◆ **CONSIGNAS**:
#1 En el texto sobre Baudelaire, ¿de qué escritor tomó Baudelaire la sentencia «lo Bello no es más que la promesa de felicidad»?
#2 Reproduce del texto sobre Baudelaire el pasaje que abre con las palabras que contienen «Clandestinas también las» y cierra con «como un tatuaje.».

━━━━━ TEXTO PROPORCIONADO

Clandestinas también las citas que le daba a su madre en Louvre, para aliviar su necesidad de arte y de fuga; de transgresión. Algún día dijo que «lo Bello no es más que la promesa de felicidad», sentencia tomada de Stendhal al referirse a la belleza femenina. Pero Baudelaire creía en la porosidad de la literatura, en el proceso de asimilación fisiológica que es uno de los misterios mejor protegidos del arte literario, según Roberto Calasso (La folie Baudelaire). El estilo se forma con elementos ajenos. Por eso Baudelaire toma la frase de Stendhal, la expande, la hace oscilar para transgredir los límites del yo y hacerla suya en otro contexto. Proceso profundo, no superficial ni mucho menos funcional. Hondo como un tatuaje.

━━━━━━━━━━
━━━━━ REGISTROS DEL CONJUNTO

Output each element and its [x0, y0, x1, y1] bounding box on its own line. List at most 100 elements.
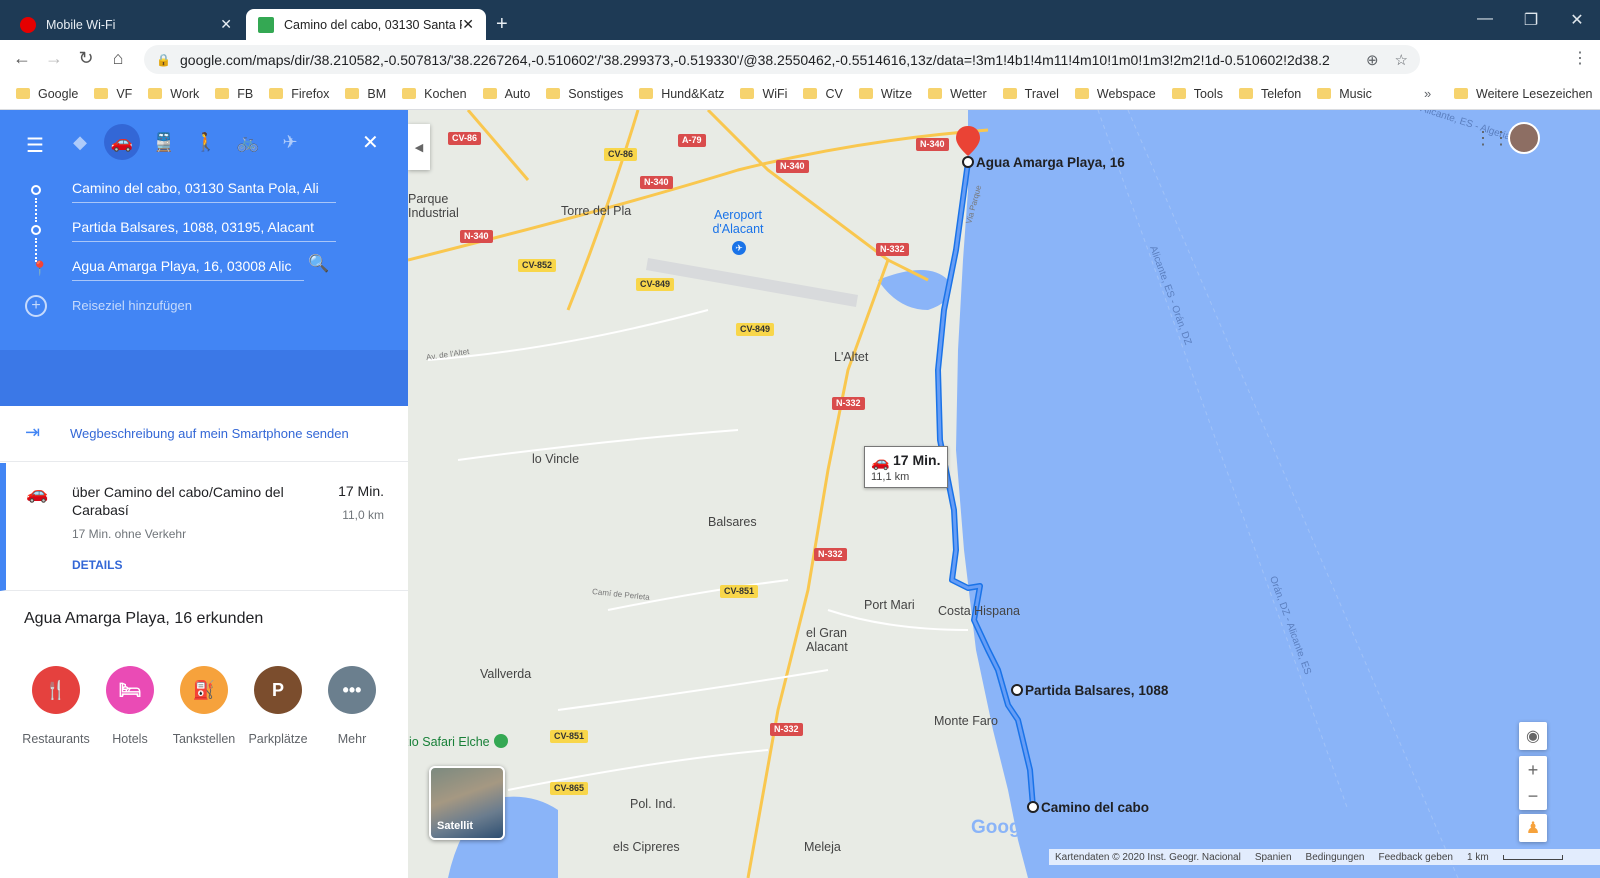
road-shield: CV-851 — [720, 585, 759, 598]
transit-icon[interactable]: 🚆 — [146, 124, 182, 160]
collapse-panel-chevron-icon[interactable]: ◀ — [408, 124, 430, 170]
bookmark-folder[interactable]: Music — [1317, 87, 1372, 101]
satellite-toggle[interactable]: Satellit — [429, 766, 505, 840]
reload-icon[interactable]: ↻ — [70, 48, 102, 69]
bookmark-folder[interactable]: Work — [148, 87, 199, 101]
road-n340 — [408, 128, 989, 262]
options-button[interactable]: OPTIONEN — [319, 612, 384, 626]
bookmark-folder[interactable]: FB — [215, 87, 253, 101]
close-directions-icon[interactable]: ✕ — [362, 130, 379, 155]
waypoint-label[interactable]: Partida Balsares, 1088 — [1025, 683, 1168, 698]
scale-label[interactable]: 1 km — [1467, 852, 1489, 863]
road-shield: A-79 — [678, 134, 706, 147]
bookmark-folder[interactable]: Hund&Katz — [639, 87, 724, 101]
paw-icon[interactable] — [494, 734, 508, 748]
callout-duration: 17 Min. — [893, 452, 941, 468]
folder-icon — [639, 88, 654, 99]
restore-icon[interactable]: ❐ — [1508, 10, 1554, 30]
address-bar[interactable]: 🔒 google.com/maps/dir/38.210582,-0.50781… — [144, 45, 1420, 74]
home-icon[interactable]: ⌂ — [102, 48, 134, 69]
category-restaurants[interactable]: 🍴 Restaurants — [20, 666, 92, 746]
google-maps-favicon-icon — [258, 16, 274, 33]
search-icon[interactable]: 🔍 — [308, 254, 329, 274]
bookmark-folder[interactable]: Firefox — [269, 87, 329, 101]
zoom-in-icon[interactable]: + — [1528, 757, 1539, 783]
url-text: google.com/maps/dir/38.210582,-0.507813/… — [180, 51, 1330, 68]
flight-icon[interactable]: ✈ — [272, 124, 308, 160]
bookmark-label: Music — [1339, 86, 1372, 101]
route-via: über Camino del cabo/Camino del Carabasí — [72, 484, 284, 518]
category-more[interactable]: ••• Mehr — [316, 666, 388, 746]
bookmark-folder[interactable]: Witze — [858, 87, 912, 101]
tab-close-icon[interactable]: ✕ — [462, 16, 474, 33]
bookmark-folder[interactable]: Tools — [1171, 87, 1223, 101]
folder-icon — [1171, 88, 1186, 99]
close-window-icon[interactable]: ✕ — [1554, 10, 1600, 30]
browser-menu-icon[interactable]: ⋮ — [1572, 48, 1588, 68]
best-route-diamond-icon[interactable]: ◆ — [62, 124, 98, 160]
place-label: Port Mari — [864, 598, 915, 612]
bookmark-folder[interactable]: Kochen — [402, 87, 467, 101]
new-tab-plus-icon[interactable]: + — [496, 13, 508, 36]
map-data-credit[interactable]: Kartendaten © 2020 Inst. Geogr. Nacional — [1055, 852, 1241, 863]
bookmark-folder[interactable]: Wetter — [928, 87, 987, 101]
start-label[interactable]: Camino del cabo — [1041, 800, 1149, 815]
road-shield: N-340 — [460, 230, 493, 243]
tab-mobile-wifi[interactable]: Mobile Wi-Fi ✕ — [8, 9, 244, 40]
bookmark-folder[interactable]: VF — [94, 87, 132, 101]
place-label: Vallverda — [480, 667, 532, 681]
zoom-controls: + − — [1519, 756, 1547, 810]
car-icon[interactable]: 🚗 — [104, 124, 140, 160]
place-label: Balsares — [708, 515, 757, 529]
details-button[interactable]: DETAILS — [72, 558, 122, 572]
back-arrow-icon[interactable]: ← — [6, 48, 38, 69]
minimize-icon[interactable]: — — [1462, 10, 1508, 28]
airport-plane-icon[interactable]: ✈ — [732, 241, 746, 255]
destination-input[interactable]: Agua Amarga Playa, 16, 03008 Alic — [72, 251, 304, 281]
route-option-card[interactable]: 🚗 über Camino del cabo/Camino del Caraba… — [0, 463, 408, 591]
bookmark-folder[interactable]: Travel — [1002, 87, 1059, 101]
bicycle-icon[interactable]: 🚲 — [230, 124, 266, 160]
bookmark-folder[interactable]: Google — [16, 87, 78, 101]
folder-icon — [1074, 88, 1089, 99]
category-fuel[interactable]: ⛽ Tankstellen — [168, 666, 240, 746]
walking-icon[interactable]: 🚶 — [188, 124, 224, 160]
start-input[interactable]: Camino del cabo, 03130 Santa Pola, Ali — [72, 173, 336, 203]
feedback-link[interactable]: Feedback geben — [1378, 852, 1453, 863]
send-to-phone-row[interactable]: ⇥ Wegbeschreibung auf mein Smartphone se… — [0, 406, 408, 462]
bookmark-label: Auto — [504, 86, 531, 101]
destination-label[interactable]: Agua Amarga Playa, 16 — [976, 155, 1125, 170]
bookmark-folder[interactable]: Auto — [482, 86, 531, 101]
tab-close-icon[interactable]: ✕ — [220, 16, 232, 33]
account-avatar[interactable] — [1508, 122, 1540, 154]
add-destination-link[interactable]: Reiseziel hinzufügen — [72, 298, 192, 313]
add-destination-icon[interactable]: + — [25, 295, 47, 317]
bookmark-folder[interactable]: CV — [803, 87, 843, 101]
other-bookmarks-folder[interactable]: Weitere Lesezeichen — [1454, 87, 1593, 101]
category-parking[interactable]: P Parkplätze — [242, 666, 314, 746]
forward-arrow-icon[interactable]: → — [38, 48, 70, 69]
place-label: Meleja — [804, 840, 841, 854]
bookmark-folder[interactable]: BM — [345, 87, 386, 101]
pegman-icon[interactable]: ♟ — [1519, 814, 1547, 842]
country-link[interactable]: Spanien — [1255, 852, 1292, 863]
menu-icon[interactable]: ☰ — [26, 133, 44, 158]
lagoon — [878, 270, 951, 310]
bookmark-folder[interactable]: Telefon — [1238, 87, 1301, 101]
bookmarks-overflow-icon[interactable]: » — [1424, 86, 1431, 101]
my-location-icon[interactable]: ◉ — [1519, 722, 1547, 750]
folder-icon — [1317, 88, 1332, 99]
map-canvas[interactable]: Agua Amarga Playa, 16 Partida Balsares, … — [408, 110, 1600, 878]
satellite-label: Satellit — [437, 820, 474, 832]
bookmark-folder[interactable]: Webspace — [1074, 87, 1156, 101]
waypoint-input[interactable]: Partida Balsares, 1088, 03195, Alacant — [72, 212, 336, 242]
bookmark-folder[interactable]: Sonstiges — [546, 87, 623, 101]
bookmark-star-icon[interactable]: ☆ — [1395, 51, 1408, 69]
bookmark-folder[interactable]: WiFi — [740, 87, 787, 101]
tab-google-maps[interactable]: Camino del cabo, 03130 Santa Po ✕ — [246, 9, 486, 40]
terms-link[interactable]: Bedingungen — [1306, 852, 1365, 863]
route-callout[interactable]: 🚗 17 Min. 11,1 km — [864, 446, 948, 488]
zoom-out-icon[interactable]: − — [1528, 783, 1539, 809]
add-extension-icon[interactable]: ⊕ — [1366, 51, 1379, 69]
category-hotels[interactable]: 🛏 Hotels — [94, 666, 166, 746]
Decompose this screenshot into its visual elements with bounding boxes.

━━━━━━━━━━

◆ **SOLUCIONES**:
#1 De Stendhal.

#2
Clandestinas también las citas que le daba a su madre en Louvre, para aliviar su necesidad de arte y de fuga; de transgresión. Algún día dijo que «lo Bello no es más que la promesa de felicidad», sentencia tomada de Stendhal al referirse a la belleza femenina. Pero Baudelaire creía en la porosidad de la literatura, en el proceso de asimilación fisiológica que es uno de los misterios mejor protegidos del arte literario, según Roberto Calasso (La folie Baudelaire). El estilo se forma con elementos ajenos. Por eso Baudelaire toma la frase de Stendhal, la expande, la hace oscilar para transgredir los límites del yo y hacerla suya en otro contexto. Proceso profundo, no superficial ni mucho menos funcional. Hondo como un tatuaje.